- Data to process -

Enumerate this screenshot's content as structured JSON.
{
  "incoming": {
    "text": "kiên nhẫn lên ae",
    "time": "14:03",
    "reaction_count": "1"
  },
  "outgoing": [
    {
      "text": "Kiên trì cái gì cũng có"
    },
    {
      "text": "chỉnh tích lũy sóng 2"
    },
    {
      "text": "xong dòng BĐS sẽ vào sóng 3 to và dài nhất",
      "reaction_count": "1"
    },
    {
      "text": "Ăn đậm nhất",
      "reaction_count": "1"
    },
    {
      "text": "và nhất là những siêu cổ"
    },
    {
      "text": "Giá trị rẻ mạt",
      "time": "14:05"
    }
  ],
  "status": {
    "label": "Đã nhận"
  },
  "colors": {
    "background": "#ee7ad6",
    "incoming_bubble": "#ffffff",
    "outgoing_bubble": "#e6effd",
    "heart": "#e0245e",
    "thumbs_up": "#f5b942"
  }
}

- What is expected -
Return all of the data word for word.

- Task response -
Enumerate this screenshot's content as structured JSON.
{
  "incoming": {
    "text": "kiên nhẫn lên ae",
    "time": "14:03",
    "reaction_count": "1"
  },
  "outgoing": [
    {
      "text": "Kiên trì cái gì cũng có"
    },
    {
      "text": "chỉnh tích lũy sóng 2"
    },
    {
      "text": "xong dòng BĐS sẽ vào sóng 3 to và dài nhất",
      "reaction_count": "1"
    },
    {
      "text": "Ăn đậm nhất",
      "reaction_count": "1"
    },
    {
      "text": "và nhất là những siêu cổ"
    },
    {
      "text": "Giá trị rẻ mạt",
      "time": "14:05"
    }
  ],
  "status": {
    "label": "Đã nhận"
  },
  "colors": {
    "background": "#ee7ad6",
    "incoming_bubble": "#ffffff",
    "outgoing_bubble": "#e6effd",
    "heart": "#e0245e",
    "thumbs_up": "#f5b942"
  }
}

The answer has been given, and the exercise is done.